Prompt :: From the entries below, gather every line containing the string "text".

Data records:
────────────────────
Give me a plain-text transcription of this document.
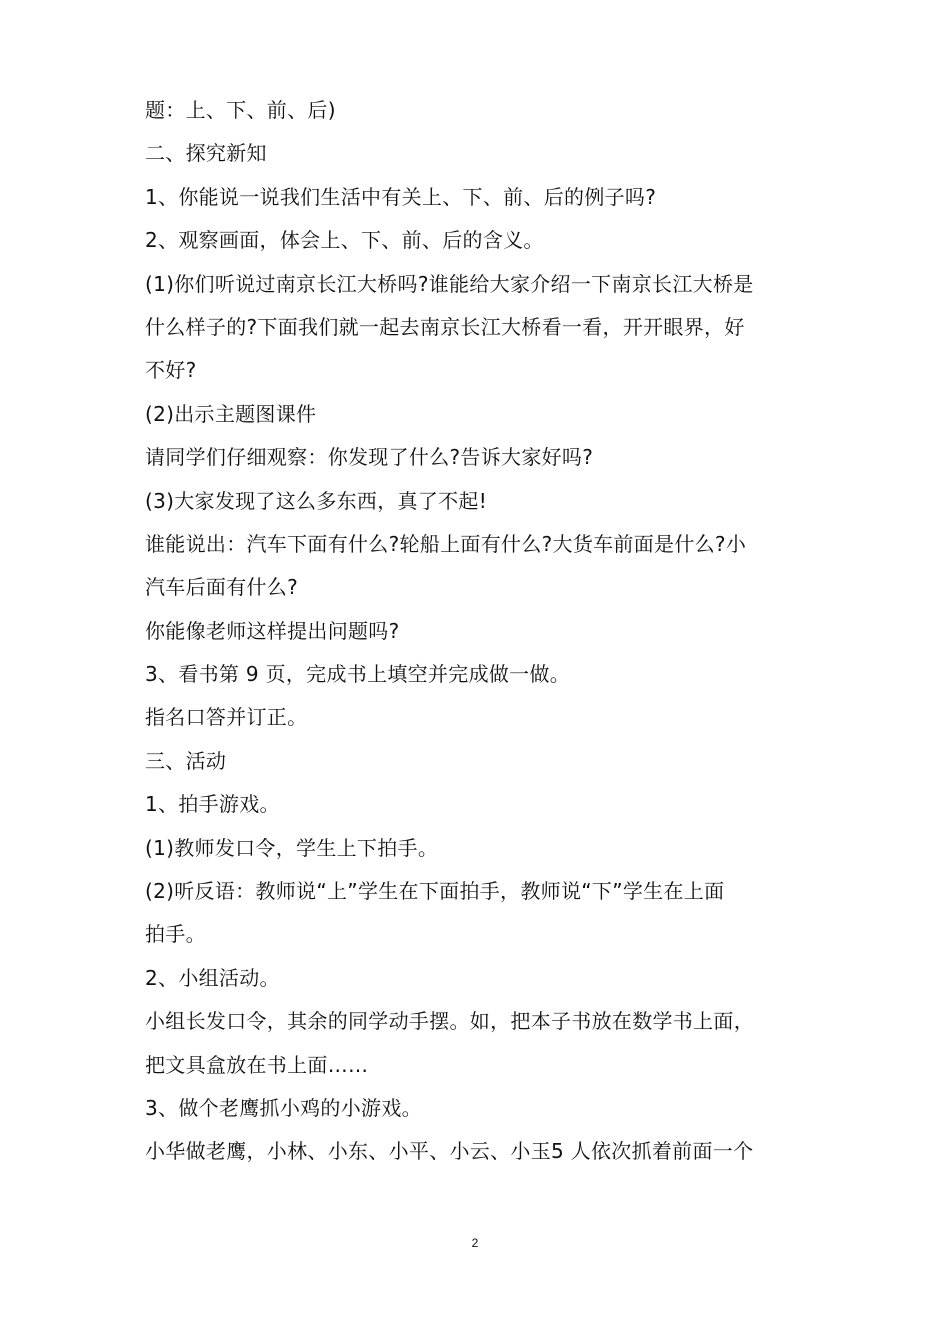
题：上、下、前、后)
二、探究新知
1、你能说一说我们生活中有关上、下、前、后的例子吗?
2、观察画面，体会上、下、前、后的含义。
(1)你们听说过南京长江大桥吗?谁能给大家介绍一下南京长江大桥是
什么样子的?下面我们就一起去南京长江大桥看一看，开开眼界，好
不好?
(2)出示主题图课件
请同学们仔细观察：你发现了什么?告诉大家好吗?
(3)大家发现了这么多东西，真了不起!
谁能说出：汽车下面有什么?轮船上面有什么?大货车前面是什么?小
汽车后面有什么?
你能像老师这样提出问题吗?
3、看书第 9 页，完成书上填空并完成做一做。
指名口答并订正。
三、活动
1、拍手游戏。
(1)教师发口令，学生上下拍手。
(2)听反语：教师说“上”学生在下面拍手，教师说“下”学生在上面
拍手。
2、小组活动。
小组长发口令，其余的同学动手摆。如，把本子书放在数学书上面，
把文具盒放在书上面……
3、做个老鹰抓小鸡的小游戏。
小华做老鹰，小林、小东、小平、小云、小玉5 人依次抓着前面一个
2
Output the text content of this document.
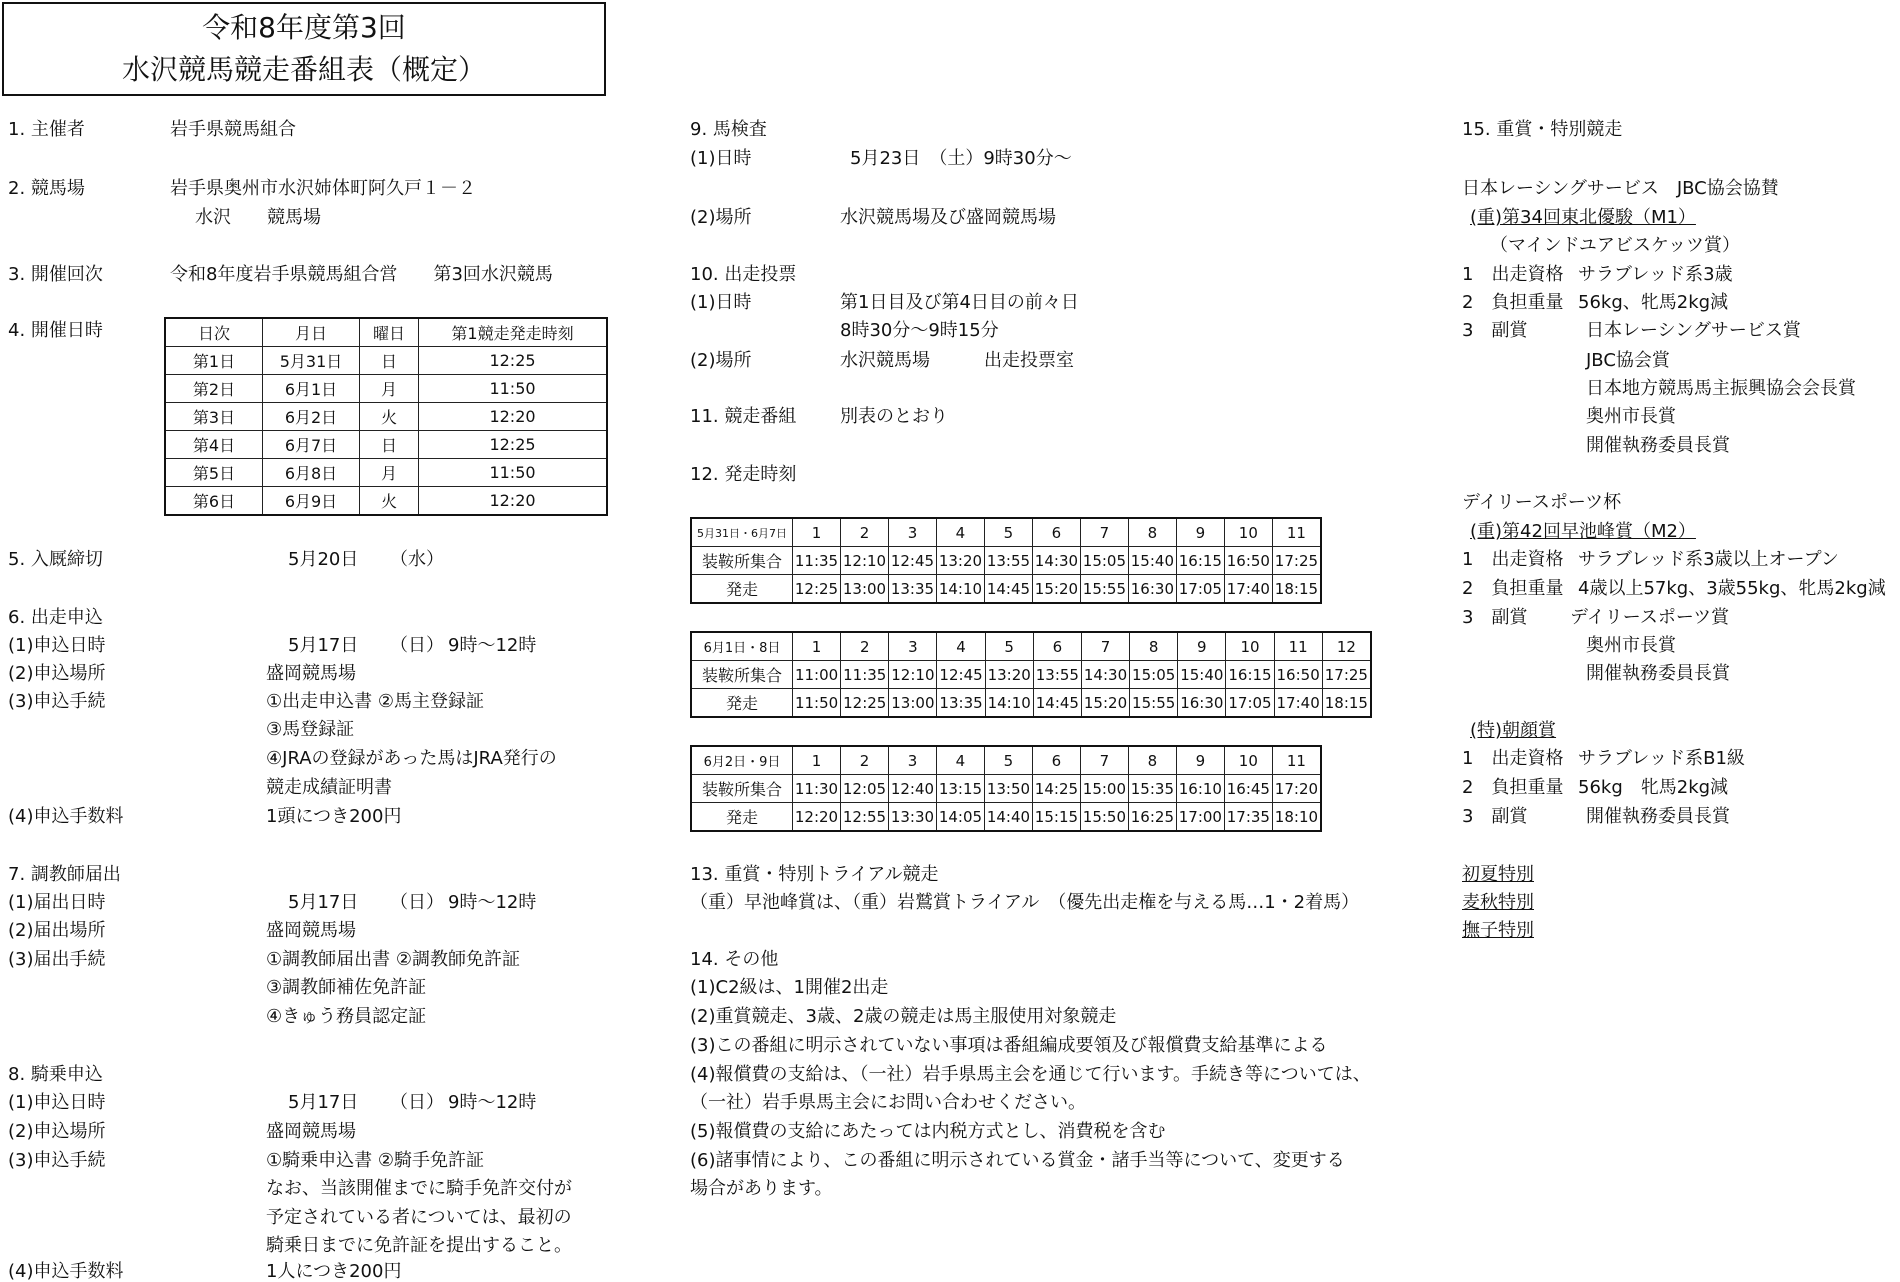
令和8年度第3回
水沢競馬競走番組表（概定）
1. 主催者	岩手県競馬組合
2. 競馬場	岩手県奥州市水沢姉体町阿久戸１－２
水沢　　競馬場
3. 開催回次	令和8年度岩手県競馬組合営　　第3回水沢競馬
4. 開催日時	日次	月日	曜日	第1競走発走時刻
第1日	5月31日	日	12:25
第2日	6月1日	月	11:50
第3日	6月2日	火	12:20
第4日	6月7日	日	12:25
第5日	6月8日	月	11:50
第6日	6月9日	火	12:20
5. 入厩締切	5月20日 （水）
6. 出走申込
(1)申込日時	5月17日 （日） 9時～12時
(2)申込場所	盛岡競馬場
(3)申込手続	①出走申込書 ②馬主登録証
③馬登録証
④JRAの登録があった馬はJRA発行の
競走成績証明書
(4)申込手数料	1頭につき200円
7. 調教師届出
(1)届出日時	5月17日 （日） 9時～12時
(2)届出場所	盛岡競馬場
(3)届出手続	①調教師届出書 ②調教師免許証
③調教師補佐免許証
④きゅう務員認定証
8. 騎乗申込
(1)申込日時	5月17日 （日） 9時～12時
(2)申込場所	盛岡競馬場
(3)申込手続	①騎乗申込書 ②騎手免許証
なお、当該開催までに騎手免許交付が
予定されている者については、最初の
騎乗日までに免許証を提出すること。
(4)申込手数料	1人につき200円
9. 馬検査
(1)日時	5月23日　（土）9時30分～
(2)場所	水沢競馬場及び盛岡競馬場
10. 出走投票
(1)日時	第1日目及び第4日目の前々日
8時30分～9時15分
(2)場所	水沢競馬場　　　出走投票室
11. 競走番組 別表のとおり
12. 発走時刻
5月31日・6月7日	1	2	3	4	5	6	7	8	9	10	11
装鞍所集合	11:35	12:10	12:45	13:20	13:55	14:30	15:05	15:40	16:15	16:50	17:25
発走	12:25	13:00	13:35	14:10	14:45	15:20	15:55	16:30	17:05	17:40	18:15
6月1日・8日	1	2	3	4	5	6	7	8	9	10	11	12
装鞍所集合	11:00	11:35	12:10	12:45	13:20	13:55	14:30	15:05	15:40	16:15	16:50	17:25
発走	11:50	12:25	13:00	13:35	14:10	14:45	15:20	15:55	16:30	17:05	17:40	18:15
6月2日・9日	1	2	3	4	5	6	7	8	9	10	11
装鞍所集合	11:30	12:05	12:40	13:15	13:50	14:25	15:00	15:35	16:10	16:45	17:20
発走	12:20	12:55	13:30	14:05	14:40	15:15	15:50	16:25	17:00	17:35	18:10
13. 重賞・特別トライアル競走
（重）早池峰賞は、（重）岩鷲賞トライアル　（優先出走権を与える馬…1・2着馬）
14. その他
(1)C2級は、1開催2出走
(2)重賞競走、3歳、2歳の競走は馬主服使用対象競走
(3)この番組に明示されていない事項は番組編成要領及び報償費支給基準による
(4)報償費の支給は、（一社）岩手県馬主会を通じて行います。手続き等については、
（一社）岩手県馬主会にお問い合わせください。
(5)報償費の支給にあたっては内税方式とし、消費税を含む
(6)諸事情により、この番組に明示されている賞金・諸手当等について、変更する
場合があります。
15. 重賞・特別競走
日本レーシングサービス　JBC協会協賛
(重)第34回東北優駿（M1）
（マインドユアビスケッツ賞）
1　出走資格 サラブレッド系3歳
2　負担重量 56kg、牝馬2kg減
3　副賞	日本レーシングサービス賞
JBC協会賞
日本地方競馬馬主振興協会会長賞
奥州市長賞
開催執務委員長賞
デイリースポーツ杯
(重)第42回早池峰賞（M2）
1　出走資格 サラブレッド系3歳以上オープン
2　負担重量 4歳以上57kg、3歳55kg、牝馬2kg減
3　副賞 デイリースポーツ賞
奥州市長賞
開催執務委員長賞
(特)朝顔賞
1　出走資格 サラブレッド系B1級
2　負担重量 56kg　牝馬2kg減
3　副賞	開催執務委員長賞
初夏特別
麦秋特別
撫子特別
────────────────────
The result ::
Give me a plain-text transcription of this document.
Output the text content of this document.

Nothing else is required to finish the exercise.